== What you need to do ==
Report how many lines below contain the word "Percent". Give only the number.
START Data shown
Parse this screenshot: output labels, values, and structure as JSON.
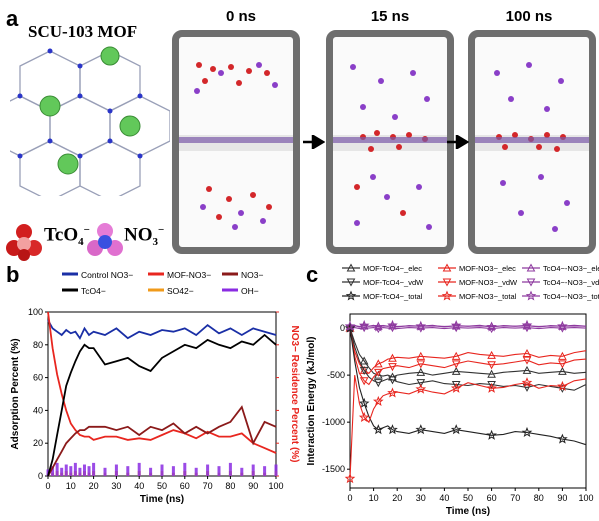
{
  "panel_a": {
    "letter": "a",
    "mof_title": "SCU-103 MOF",
    "times": [
      "0 ns",
      "15 ns",
      "100 ns"
    ],
    "ion1": "TcO",
    "ion1_sub": "4",
    "ion1_sup": "−",
    "ion2": "NO",
    "ion2_sub": "3",
    "ion2_sup": "−"
  },
  "panel_b": {
    "letter": "b",
    "legend": [
      "Control NO3−",
      "MOF-NO3−",
      "NO3−",
      "TcO4−",
      "SO42−",
      "OH−"
    ],
    "legend_colors": [
      "#1a2fa6",
      "#e8261f",
      "#8b1a1a",
      "#000000",
      "#f09a1a",
      "#8a2be2"
    ],
    "chart_data": {
      "type": "line",
      "xlabel": "Time (ns)",
      "ylabel": "Adsorption Percent (%)",
      "y2label": "NO3− Residence Percent (%)",
      "xlim": [
        0,
        100
      ],
      "ylim": [
        0,
        100
      ],
      "x_ticks": [
        "0",
        "10",
        "20",
        "30",
        "40",
        "50",
        "60",
        "70",
        "80",
        "90",
        "100"
      ],
      "y_ticks": [
        "0",
        "20",
        "40",
        "60",
        "80",
        "100"
      ],
      "x": [
        0,
        2,
        4,
        6,
        8,
        10,
        12,
        14,
        16,
        18,
        20,
        25,
        30,
        35,
        40,
        45,
        50,
        55,
        60,
        65,
        70,
        75,
        80,
        85,
        90,
        95,
        100
      ],
      "series": [
        {
          "name": "Control NO3−",
          "color": "#1a2fa6",
          "values": [
            95,
            90,
            88,
            86,
            89,
            87,
            88,
            84,
            90,
            86,
            88,
            86,
            90,
            84,
            88,
            86,
            89,
            88,
            90,
            86,
            92,
            87,
            90,
            86,
            90,
            88,
            86
          ]
        },
        {
          "name": "MOF-NO3−",
          "color": "#e8261f",
          "values": [
            100,
            78,
            62,
            50,
            40,
            32,
            28,
            25,
            24,
            24,
            22,
            24,
            24,
            22,
            23,
            22,
            25,
            28,
            26,
            23,
            27,
            24,
            24,
            26,
            20,
            17,
            14
          ]
        },
        {
          "name": "NO3−",
          "color": "#8b1a1a",
          "values": [
            0,
            5,
            10,
            15,
            20,
            23,
            26,
            28,
            28,
            30,
            30,
            30,
            28,
            30,
            25,
            30,
            28,
            32,
            26,
            30,
            26,
            30,
            33,
            42,
            20,
            33,
            30
          ]
        },
        {
          "name": "TcO4−",
          "color": "#000000",
          "values": [
            0,
            10,
            25,
            40,
            55,
            63,
            70,
            76,
            80,
            78,
            78,
            68,
            70,
            72,
            67,
            64,
            72,
            76,
            80,
            78,
            83,
            80,
            78,
            82,
            80,
            86,
            80
          ]
        },
        {
          "name": "SO42−",
          "color": "#f09a1a",
          "values": [
            0,
            2,
            3,
            2,
            3,
            2,
            3,
            2,
            3,
            2,
            3,
            2,
            3,
            2,
            3,
            2,
            3,
            2,
            3,
            2,
            3,
            2,
            3,
            2,
            3,
            2,
            3
          ]
        },
        {
          "name": "OH−",
          "color": "#8a2be2",
          "values": [
            4,
            6,
            8,
            5,
            7,
            6,
            8,
            5,
            7,
            6,
            8,
            5,
            7,
            6,
            8,
            5,
            7,
            6,
            8,
            5,
            7,
            6,
            8,
            5,
            7,
            6,
            7
          ]
        }
      ]
    }
  },
  "panel_c": {
    "letter": "c",
    "legend": [
      "MOF-TcO4−_elec",
      "MOF-NO3−_elec",
      "TcO4−-NO3−_elec",
      "MOF-TcO4−_vdW",
      "MOF-NO3−_vdW",
      "TcO4−-NO3−_vdW",
      "MOF-TcO4−_total",
      "MOF-NO3−_total",
      "TcO4−-NO3−_total"
    ],
    "chart_data": {
      "type": "line",
      "xlabel": "Time (ns)",
      "ylabel": "Interaction Energy (kJ/mol)",
      "xlim": [
        0,
        100
      ],
      "ylim": [
        -1700,
        150
      ],
      "x_ticks": [
        "0",
        "10",
        "20",
        "30",
        "40",
        "50",
        "60",
        "70",
        "80",
        "90",
        "100"
      ],
      "y_ticks": [
        "0",
        "-500",
        "-1000",
        "-1500"
      ],
      "x": [
        0,
        2,
        4,
        6,
        8,
        10,
        12,
        14,
        16,
        18,
        20,
        25,
        30,
        35,
        40,
        45,
        50,
        55,
        60,
        65,
        70,
        75,
        80,
        85,
        90,
        95,
        100
      ],
      "series": [
        {
          "name": "MOF-TcO4−_elec",
          "color": "#333333",
          "marker": "triangle",
          "values": [
            0,
            -150,
            -280,
            -350,
            -420,
            -480,
            -500,
            -510,
            -500,
            -520,
            -500,
            -480,
            -470,
            -500,
            -480,
            -460,
            -470,
            -480,
            -490,
            -470,
            -460,
            -450,
            -480,
            -470,
            -460,
            -480,
            -470
          ]
        },
        {
          "name": "MOF-NO3−_elec",
          "color": "#e8261f",
          "marker": "triangle",
          "values": [
            0,
            -250,
            -380,
            -450,
            -480,
            -420,
            -380,
            -360,
            -330,
            -320,
            -310,
            -320,
            -300,
            -310,
            -320,
            -300,
            -260,
            -280,
            -290,
            -300,
            -280,
            -270,
            -310,
            -290,
            -300,
            -260,
            -240
          ]
        },
        {
          "name": "TcO4−-NO3−_elec",
          "color": "#8e3a9f",
          "marker": "triangle",
          "values": [
            20,
            25,
            18,
            22,
            20,
            24,
            18,
            22,
            20,
            24,
            18,
            22,
            20,
            24,
            18,
            22,
            20,
            24,
            18,
            22,
            20,
            24,
            18,
            22,
            20,
            24,
            20
          ]
        },
        {
          "name": "MOF-TcO4−_vdW",
          "color": "#333333",
          "marker": "triangle-down",
          "values": [
            0,
            -200,
            -350,
            -450,
            -520,
            -560,
            -580,
            -560,
            -540,
            -550,
            -570,
            -600,
            -580,
            -560,
            -590,
            -600,
            -610,
            -590,
            -600,
            -620,
            -610,
            -630,
            -600,
            -620,
            -640,
            -660,
            -600
          ]
        },
        {
          "name": "MOF-NO3−_vdW",
          "color": "#e8261f",
          "marker": "triangle-down",
          "values": [
            0,
            -300,
            -480,
            -560,
            -600,
            -520,
            -470,
            -430,
            -420,
            -410,
            -400,
            -420,
            -380,
            -400,
            -420,
            -380,
            -350,
            -370,
            -390,
            -380,
            -360,
            -340,
            -390,
            -370,
            -380,
            -340,
            -330
          ]
        },
        {
          "name": "TcO4−-NO3−_vdW",
          "color": "#8e3a9f",
          "marker": "triangle-down",
          "values": [
            0,
            5,
            -5,
            5,
            0,
            5,
            -5,
            5,
            0,
            5,
            -5,
            5,
            0,
            5,
            -5,
            5,
            0,
            5,
            -5,
            5,
            0,
            5,
            -5,
            5,
            0,
            5,
            0
          ]
        },
        {
          "name": "MOF-TcO4−_total",
          "color": "#222222",
          "marker": "star",
          "values": [
            0,
            -350,
            -630,
            -800,
            -940,
            -1040,
            -1080,
            -1060,
            -1040,
            -1080,
            -1100,
            -1120,
            -1080,
            -1100,
            -1120,
            -1080,
            -1100,
            -1120,
            -1140,
            -1130,
            -1100,
            -1110,
            -1130,
            -1150,
            -1180,
            -1200,
            -1240
          ]
        },
        {
          "name": "MOF-NO3−_total",
          "color": "#e8261f",
          "marker": "star",
          "values": [
            -1600,
            -500,
            -800,
            -950,
            -1000,
            -860,
            -780,
            -720,
            -700,
            -690,
            -680,
            -700,
            -650,
            -680,
            -700,
            -640,
            -580,
            -610,
            -640,
            -630,
            -600,
            -580,
            -640,
            -610,
            -620,
            -560,
            -540
          ]
        },
        {
          "name": "TcO4−-NO3−_total",
          "color": "#8e3a9f",
          "marker": "star",
          "values": [
            20,
            30,
            12,
            28,
            20,
            30,
            12,
            28,
            20,
            30,
            12,
            28,
            20,
            30,
            12,
            28,
            20,
            30,
            12,
            28,
            20,
            30,
            12,
            28,
            20,
            30,
            20
          ]
        }
      ]
    }
  }
}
END Data shown
== Finished exercise ==
2